### TASK
Write out all the entries word for word, but skip any images.
┄┄┄┄┄┄
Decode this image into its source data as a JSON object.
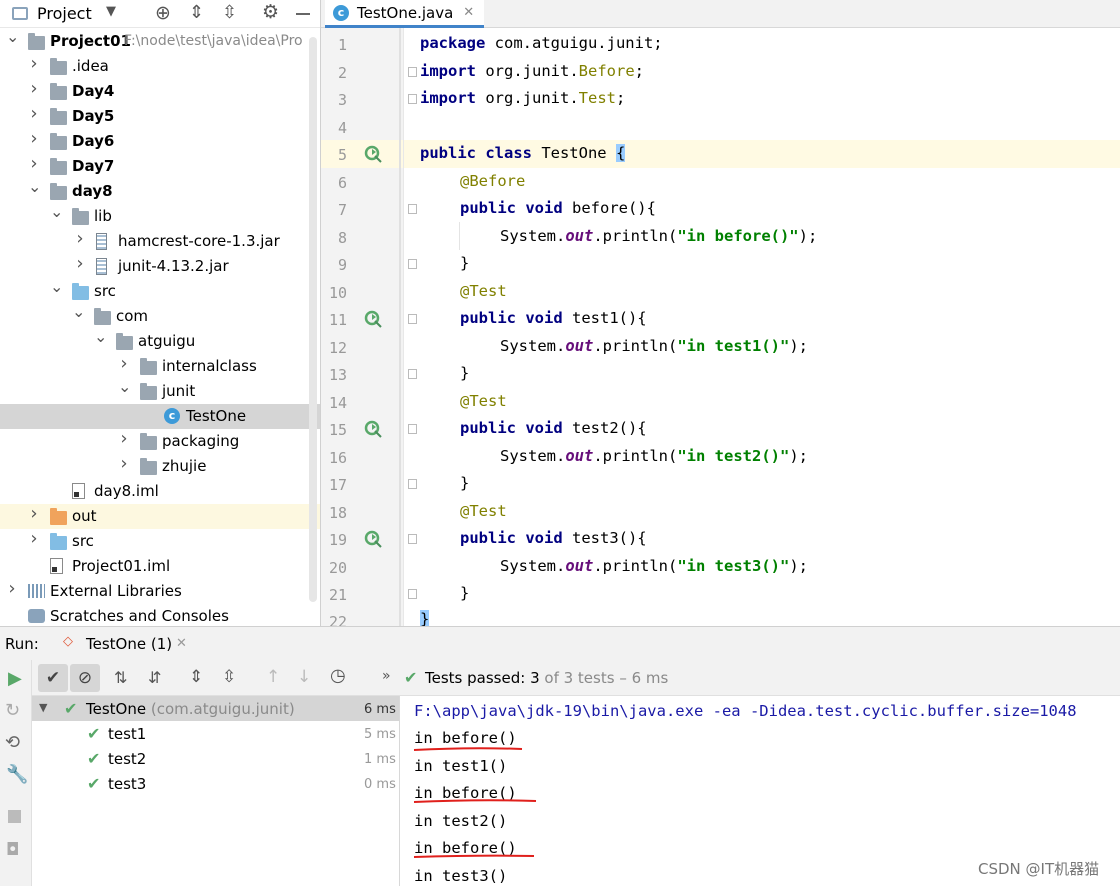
{
  "project_panel": {
    "title": "Project",
    "tree": [
      {
        "label": "Project01",
        "path": "F:\\node\\test\\java\\idea\\Pro",
        "bold": true,
        "expanded": true,
        "icon": "module-folder-icon"
      },
      {
        "label": ".idea",
        "icon": "folder-icon"
      },
      {
        "label": "Day4",
        "bold": true,
        "icon": "module-folder-icon"
      },
      {
        "label": "Day5",
        "bold": true,
        "icon": "module-folder-icon"
      },
      {
        "label": "Day6",
        "bold": true,
        "icon": "module-folder-icon"
      },
      {
        "label": "Day7",
        "bold": true,
        "icon": "module-folder-icon"
      },
      {
        "label": "day8",
        "bold": true,
        "icon": "module-folder-icon"
      },
      {
        "label": "lib",
        "icon": "folder-icon"
      },
      {
        "label": "hamcrest-core-1.3.jar",
        "icon": "jar-icon"
      },
      {
        "label": "junit-4.13.2.jar",
        "icon": "jar-icon"
      },
      {
        "label": "src",
        "icon": "source-folder-icon"
      },
      {
        "label": "com",
        "icon": "package-icon"
      },
      {
        "label": "atguigu",
        "icon": "package-icon"
      },
      {
        "label": "internalclass",
        "icon": "package-icon"
      },
      {
        "label": "junit",
        "icon": "package-icon"
      },
      {
        "label": "TestOne",
        "icon": "java-class-icon"
      },
      {
        "label": "packaging",
        "icon": "package-icon"
      },
      {
        "label": "zhujie",
        "icon": "package-icon"
      },
      {
        "label": "day8.iml",
        "icon": "iml-file-icon"
      },
      {
        "label": "out",
        "icon": "excluded-folder-icon"
      },
      {
        "label": "src",
        "icon": "source-folder-icon"
      },
      {
        "label": "Project01.iml",
        "icon": "iml-file-icon"
      },
      {
        "label": "External Libraries",
        "icon": "libraries-icon"
      },
      {
        "label": "Scratches and Consoles",
        "icon": "scratches-icon"
      }
    ]
  },
  "editor": {
    "tab_label": "TestOne.java",
    "line_numbers": [
      "1",
      "2",
      "3",
      "4",
      "5",
      "6",
      "7",
      "8",
      "9",
      "10",
      "11",
      "12",
      "13",
      "14",
      "15",
      "16",
      "17",
      "18",
      "19",
      "20",
      "21",
      "22"
    ]
  },
  "code": {
    "l1_kw": "package",
    "l1_rest": " com.atguigu.junit;",
    "l2_kw": "import",
    "l2_a": " org.junit.",
    "l2_b": "Before",
    "l2_c": ";",
    "l3_kw": "import",
    "l3_a": " org.junit.",
    "l3_b": "Test",
    "l3_c": ";",
    "l5_kw": "public class",
    "l5_rest": " TestOne ",
    "l5_brace": "{",
    "l6": "@Before",
    "l7_kw": "public void",
    "l7_rest": " before(){",
    "l8_a": "System.",
    "l8_out": "out",
    "l8_b": ".println(",
    "l8_str": "\"in before()\"",
    "l8_c": ");",
    "l9": "}",
    "l10": "@Test",
    "l11_kw": "public void",
    "l11_rest": " test1(){",
    "l12_a": "System.",
    "l12_out": "out",
    "l12_b": ".println(",
    "l12_str": "\"in test1()\"",
    "l12_c": ");",
    "l13": "}",
    "l14": "@Test",
    "l15_kw": "public void",
    "l15_rest": " test2(){",
    "l16_a": "System.",
    "l16_out": "out",
    "l16_b": ".println(",
    "l16_str": "\"in test2()\"",
    "l16_c": ");",
    "l17": "}",
    "l18": "@Test",
    "l19_kw": "public void",
    "l19_rest": " test3(){",
    "l20_a": "System.",
    "l20_out": "out",
    "l20_b": ".println(",
    "l20_str": "\"in test3()\"",
    "l20_c": ");",
    "l21": "}",
    "l22": "}"
  },
  "run_panel": {
    "label": "Run:",
    "config_tab": "TestOne (1)",
    "status_prefix": "Tests passed:",
    "status_count": "3",
    "status_suffix": "of 3 tests – 6 ms",
    "tests": [
      {
        "name": "TestOne",
        "detail": "(com.atguigu.junit)",
        "time": "6 ms"
      },
      {
        "name": "test1",
        "time": "5 ms"
      },
      {
        "name": "test2",
        "time": "1 ms"
      },
      {
        "name": "test3",
        "time": "0 ms"
      }
    ],
    "console": [
      "F:\\app\\java\\jdk-19\\bin\\java.exe -ea -Didea.test.cyclic.buffer.size=1048",
      "in before()",
      "in test1()",
      "in before()",
      "in test2()",
      "in before()",
      "in test3()"
    ]
  },
  "watermark": "CSDN @IT机器猫",
  "colors": {
    "accent": "#4083c9",
    "pass": "#59a869",
    "underline": "#e0201c"
  }
}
┄┄┄┄┄┄
### EXERCISE RESPONSE
Decode this image into its source data as a JSON object.
{
  "project_panel": {
    "title": "Project",
    "tree": [
      {
        "label": "Project01",
        "path": "F:\\node\\test\\java\\idea\\Pro",
        "bold": true,
        "expanded": true,
        "icon": "module-folder-icon"
      },
      {
        "label": ".idea",
        "icon": "folder-icon"
      },
      {
        "label": "Day4",
        "bold": true,
        "icon": "module-folder-icon"
      },
      {
        "label": "Day5",
        "bold": true,
        "icon": "module-folder-icon"
      },
      {
        "label": "Day6",
        "bold": true,
        "icon": "module-folder-icon"
      },
      {
        "label": "Day7",
        "bold": true,
        "icon": "module-folder-icon"
      },
      {
        "label": "day8",
        "bold": true,
        "icon": "module-folder-icon"
      },
      {
        "label": "lib",
        "icon": "folder-icon"
      },
      {
        "label": "hamcrest-core-1.3.jar",
        "icon": "jar-icon"
      },
      {
        "label": "junit-4.13.2.jar",
        "icon": "jar-icon"
      },
      {
        "label": "src",
        "icon": "source-folder-icon"
      },
      {
        "label": "com",
        "icon": "package-icon"
      },
      {
        "label": "atguigu",
        "icon": "package-icon"
      },
      {
        "label": "internalclass",
        "icon": "package-icon"
      },
      {
        "label": "junit",
        "icon": "package-icon"
      },
      {
        "label": "TestOne",
        "icon": "java-class-icon"
      },
      {
        "label": "packaging",
        "icon": "package-icon"
      },
      {
        "label": "zhujie",
        "icon": "package-icon"
      },
      {
        "label": "day8.iml",
        "icon": "iml-file-icon"
      },
      {
        "label": "out",
        "icon": "excluded-folder-icon"
      },
      {
        "label": "src",
        "icon": "source-folder-icon"
      },
      {
        "label": "Project01.iml",
        "icon": "iml-file-icon"
      },
      {
        "label": "External Libraries",
        "icon": "libraries-icon"
      },
      {
        "label": "Scratches and Consoles",
        "icon": "scratches-icon"
      }
    ]
  },
  "editor": {
    "tab_label": "TestOne.java",
    "line_numbers": [
      "1",
      "2",
      "3",
      "4",
      "5",
      "6",
      "7",
      "8",
      "9",
      "10",
      "11",
      "12",
      "13",
      "14",
      "15",
      "16",
      "17",
      "18",
      "19",
      "20",
      "21",
      "22"
    ]
  },
  "code": {
    "l1_kw": "package",
    "l1_rest": " com.atguigu.junit;",
    "l2_kw": "import",
    "l2_a": " org.junit.",
    "l2_b": "Before",
    "l2_c": ";",
    "l3_kw": "import",
    "l3_a": " org.junit.",
    "l3_b": "Test",
    "l3_c": ";",
    "l5_kw": "public class",
    "l5_rest": " TestOne ",
    "l5_brace": "{",
    "l6": "@Before",
    "l7_kw": "public void",
    "l7_rest": " before(){",
    "l8_a": "System.",
    "l8_out": "out",
    "l8_b": ".println(",
    "l8_str": "\"in before()\"",
    "l8_c": ");",
    "l9": "}",
    "l10": "@Test",
    "l11_kw": "public void",
    "l11_rest": " test1(){",
    "l12_a": "System.",
    "l12_out": "out",
    "l12_b": ".println(",
    "l12_str": "\"in test1()\"",
    "l12_c": ");",
    "l13": "}",
    "l14": "@Test",
    "l15_kw": "public void",
    "l15_rest": " test2(){",
    "l16_a": "System.",
    "l16_out": "out",
    "l16_b": ".println(",
    "l16_str": "\"in test2()\"",
    "l16_c": ");",
    "l17": "}",
    "l18": "@Test",
    "l19_kw": "public void",
    "l19_rest": " test3(){",
    "l20_a": "System.",
    "l20_out": "out",
    "l20_b": ".println(",
    "l20_str": "\"in test3()\"",
    "l20_c": ");",
    "l21": "}",
    "l22": "}"
  },
  "run_panel": {
    "label": "Run:",
    "config_tab": "TestOne (1)",
    "status_prefix": "Tests passed:",
    "status_count": "3",
    "status_suffix": "of 3 tests – 6 ms",
    "tests": [
      {
        "name": "TestOne",
        "detail": "(com.atguigu.junit)",
        "time": "6 ms"
      },
      {
        "name": "test1",
        "time": "5 ms"
      },
      {
        "name": "test2",
        "time": "1 ms"
      },
      {
        "name": "test3",
        "time": "0 ms"
      }
    ],
    "console": [
      "F:\\app\\java\\jdk-19\\bin\\java.exe -ea -Didea.test.cyclic.buffer.size=1048",
      "in before()",
      "in test1()",
      "in before()",
      "in test2()",
      "in before()",
      "in test3()"
    ]
  },
  "watermark": "CSDN @IT机器猫",
  "colors": {
    "accent": "#4083c9",
    "pass": "#59a869",
    "underline": "#e0201c"
  }
}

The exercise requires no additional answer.